■ Task ■
Search the records for "name" and copy each line that holds it.

— Start of Material —

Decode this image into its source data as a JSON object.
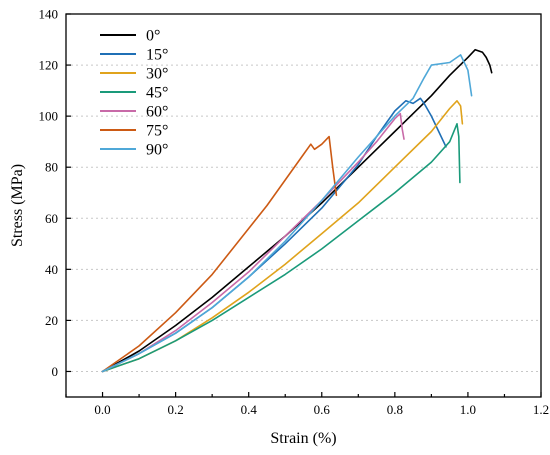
{
  "chart_data": {
    "type": "line",
    "xlabel": "Strain (%)",
    "ylabel": "Stress (MPa)",
    "xlim": [
      -0.1,
      1.2
    ],
    "ylim": [
      -10,
      140
    ],
    "xticks": [
      0.0,
      0.2,
      0.4,
      0.6,
      0.8,
      1.0,
      1.2
    ],
    "xtick_labels": [
      "0.0",
      "0.2",
      "0.4",
      "0.6",
      "0.8",
      "1.0",
      "1.2"
    ],
    "yticks": [
      0,
      20,
      40,
      60,
      80,
      100,
      120,
      140
    ],
    "ytick_labels": [
      "0",
      "20",
      "40",
      "60",
      "80",
      "100",
      "120",
      "140"
    ],
    "grid": "horizontal dotted",
    "legend_position": "top-left",
    "series": [
      {
        "name": "0°",
        "color": "#000000",
        "x": [
          0.0,
          0.1,
          0.2,
          0.3,
          0.4,
          0.5,
          0.6,
          0.7,
          0.8,
          0.9,
          0.95,
          1.0,
          1.02,
          1.04,
          1.05,
          1.06,
          1.065
        ],
        "y": [
          0,
          8,
          18,
          29,
          41,
          53,
          66,
          80,
          94,
          108,
          116,
          123,
          126,
          125,
          123,
          120,
          117
        ]
      },
      {
        "name": "15°",
        "color": "#1f6fb5",
        "x": [
          0.0,
          0.1,
          0.2,
          0.3,
          0.4,
          0.5,
          0.6,
          0.7,
          0.75,
          0.8,
          0.83,
          0.85,
          0.87,
          0.88,
          0.9,
          0.92,
          0.94
        ],
        "y": [
          0,
          7,
          15,
          25,
          37,
          50,
          64,
          81,
          92,
          102,
          106,
          105,
          107,
          105,
          100,
          94,
          88
        ]
      },
      {
        "name": "30°",
        "color": "#e0a31c",
        "x": [
          0.0,
          0.1,
          0.2,
          0.3,
          0.4,
          0.5,
          0.6,
          0.7,
          0.8,
          0.9,
          0.95,
          0.97,
          0.98,
          0.985
        ],
        "y": [
          0,
          5,
          12,
          21,
          31,
          42,
          54,
          66,
          80,
          94,
          103,
          106,
          104,
          97
        ]
      },
      {
        "name": "45°",
        "color": "#1a9a7a",
        "x": [
          0.0,
          0.1,
          0.2,
          0.3,
          0.4,
          0.5,
          0.6,
          0.7,
          0.8,
          0.9,
          0.95,
          0.97,
          0.975,
          0.978
        ],
        "y": [
          0,
          5,
          12,
          20,
          29,
          38,
          48,
          59,
          70,
          82,
          90,
          97,
          92,
          74
        ]
      },
      {
        "name": "60°",
        "color": "#c86aa8",
        "x": [
          0.0,
          0.1,
          0.2,
          0.3,
          0.4,
          0.5,
          0.6,
          0.7,
          0.75,
          0.8,
          0.815,
          0.82,
          0.825
        ],
        "y": [
          0,
          7,
          16,
          27,
          39,
          53,
          67,
          82,
          90,
          99,
          101,
          95,
          91
        ]
      },
      {
        "name": "75°",
        "color": "#cc5a14",
        "x": [
          0.0,
          0.1,
          0.2,
          0.3,
          0.4,
          0.45,
          0.5,
          0.55,
          0.57,
          0.58,
          0.6,
          0.62,
          0.63,
          0.64
        ],
        "y": [
          0,
          10,
          23,
          38,
          56,
          65,
          75,
          85,
          89,
          87,
          89,
          92,
          80,
          69
        ]
      },
      {
        "name": "90°",
        "color": "#4fa8d8",
        "x": [
          0.0,
          0.1,
          0.2,
          0.3,
          0.4,
          0.5,
          0.6,
          0.7,
          0.8,
          0.85,
          0.88,
          0.9,
          0.95,
          0.98,
          1.0,
          1.01
        ],
        "y": [
          0,
          7,
          15,
          25,
          37,
          51,
          67,
          84,
          100,
          107,
          115,
          120,
          121,
          124,
          118,
          108
        ]
      }
    ]
  }
}
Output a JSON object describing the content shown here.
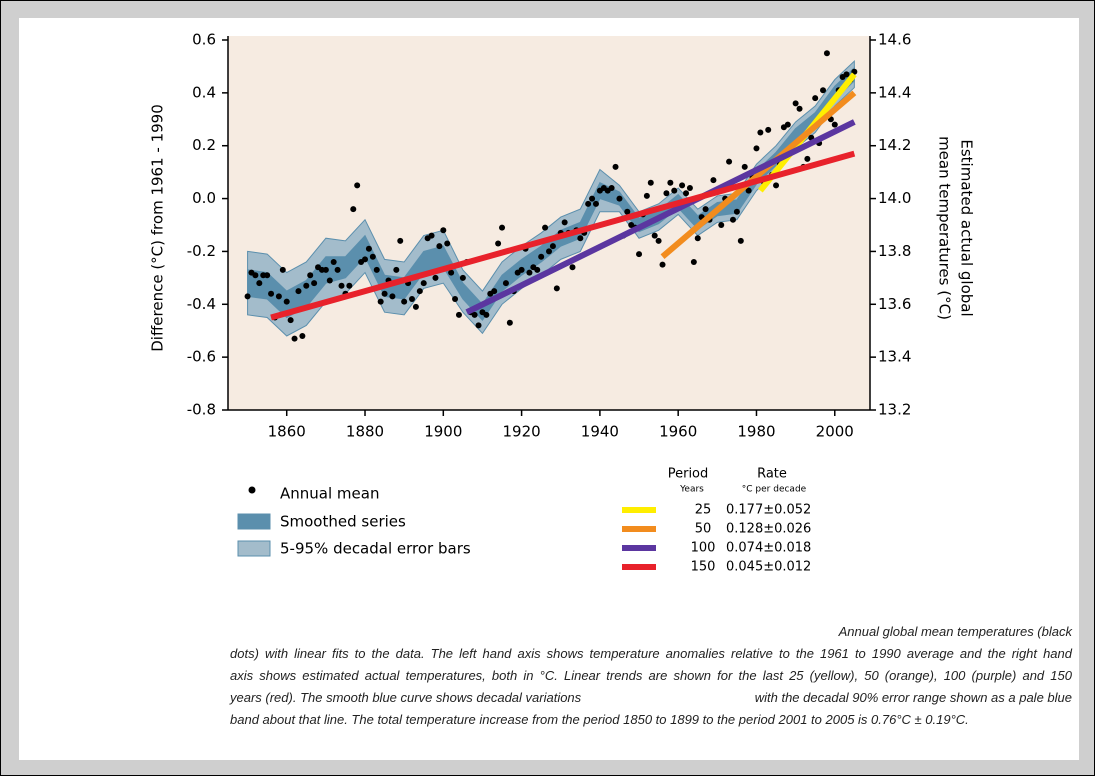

— End of Material —

■ Solved exercise ■
        "name": "0°",
        "name": "15°",
        "name": "30°",
        "name": "45°",
        "name": "60°",
        "name": "75°",
        "name": "90°",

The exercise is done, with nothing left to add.